Request
Retype the data that follows line by line, exactly, and leave its pictures out.

——————————

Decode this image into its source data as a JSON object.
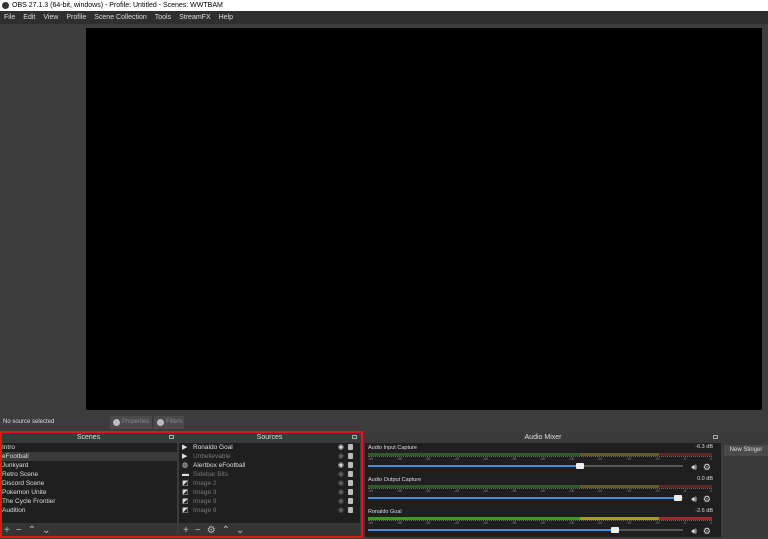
{
  "window": {
    "title": "OBS 27.1.3 (64-bit, windows) - Profile: Untitled - Scenes: WWTBAM"
  },
  "menu": [
    "File",
    "Edit",
    "View",
    "Profile",
    "Scene Collection",
    "Tools",
    "StreamFX",
    "Help"
  ],
  "status": {
    "no_source": "No source selected",
    "properties": "Properties",
    "filters": "Filters"
  },
  "scenes": {
    "title": "Scenes",
    "items": [
      "Intro",
      "eFootball",
      "Junkyard",
      "Retro Scene",
      "Discord Scene",
      "Pokemon Unite",
      "The Cycle Frontier",
      "Audition"
    ],
    "selected": 1
  },
  "sources": {
    "title": "Sources",
    "items": [
      {
        "name": "Ronaldo Goal",
        "icon": "play-icon",
        "visible": true
      },
      {
        "name": "Unbelievable",
        "icon": "play-icon",
        "visible": false
      },
      {
        "name": "Alertbox eFootball",
        "icon": "globe-icon",
        "visible": true
      },
      {
        "name": "Sidebar Bits",
        "icon": "folder-icon",
        "visible": false
      },
      {
        "name": "Image 2",
        "icon": "image-icon",
        "visible": false
      },
      {
        "name": "Image 3",
        "icon": "image-icon",
        "visible": false
      },
      {
        "name": "Image 9",
        "icon": "image-icon",
        "visible": false
      },
      {
        "name": "Image 9",
        "icon": "image-icon",
        "visible": false
      }
    ]
  },
  "mixer": {
    "title": "Audio Mixer",
    "ticks": [
      "-60",
      "-55",
      "-50",
      "-45",
      "-40",
      "-35",
      "-30",
      "-25",
      "-20",
      "-15",
      "-10",
      "-5",
      "0"
    ],
    "channels": [
      {
        "name": "Audio Input Capture",
        "db": "-6.3 dB",
        "volume": 0.68
      },
      {
        "name": "Audio Output Capture",
        "db": "0.0 dB",
        "volume": 0.99
      },
      {
        "name": "Ronaldo Goal",
        "db": "-2.6 dB",
        "volume": 0.79
      }
    ]
  },
  "transitions": {
    "new_stinger": "New Stinger"
  },
  "colors": {
    "accent": "#3d8ee8",
    "highlight": "#e0161b",
    "meter_green": "#3a9a2a",
    "meter_yellow": "#a59a2a",
    "meter_red": "#a02a2a"
  }
}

——————————

Answer
Decode this image into its source data as a JSON object.
{
  "window": {
    "title": "OBS 27.1.3 (64-bit, windows) - Profile: Untitled - Scenes: WWTBAM"
  },
  "menu": [
    "File",
    "Edit",
    "View",
    "Profile",
    "Scene Collection",
    "Tools",
    "StreamFX",
    "Help"
  ],
  "status": {
    "no_source": "No source selected",
    "properties": "Properties",
    "filters": "Filters"
  },
  "scenes": {
    "title": "Scenes",
    "items": [
      "Intro",
      "eFootball",
      "Junkyard",
      "Retro Scene",
      "Discord Scene",
      "Pokemon Unite",
      "The Cycle Frontier",
      "Audition"
    ],
    "selected": 1
  },
  "sources": {
    "title": "Sources",
    "items": [
      {
        "name": "Ronaldo Goal",
        "icon": "play-icon",
        "visible": true
      },
      {
        "name": "Unbelievable",
        "icon": "play-icon",
        "visible": false
      },
      {
        "name": "Alertbox eFootball",
        "icon": "globe-icon",
        "visible": true
      },
      {
        "name": "Sidebar Bits",
        "icon": "folder-icon",
        "visible": false
      },
      {
        "name": "Image 2",
        "icon": "image-icon",
        "visible": false
      },
      {
        "name": "Image 3",
        "icon": "image-icon",
        "visible": false
      },
      {
        "name": "Image 9",
        "icon": "image-icon",
        "visible": false
      },
      {
        "name": "Image 9",
        "icon": "image-icon",
        "visible": false
      }
    ]
  },
  "mixer": {
    "title": "Audio Mixer",
    "ticks": [
      "-60",
      "-55",
      "-50",
      "-45",
      "-40",
      "-35",
      "-30",
      "-25",
      "-20",
      "-15",
      "-10",
      "-5",
      "0"
    ],
    "channels": [
      {
        "name": "Audio Input Capture",
        "db": "-6.3 dB",
        "volume": 0.68
      },
      {
        "name": "Audio Output Capture",
        "db": "0.0 dB",
        "volume": 0.99
      },
      {
        "name": "Ronaldo Goal",
        "db": "-2.6 dB",
        "volume": 0.79
      }
    ]
  },
  "transitions": {
    "new_stinger": "New Stinger"
  },
  "colors": {
    "accent": "#3d8ee8",
    "highlight": "#e0161b",
    "meter_green": "#3a9a2a",
    "meter_yellow": "#a59a2a",
    "meter_red": "#a02a2a"
  }
}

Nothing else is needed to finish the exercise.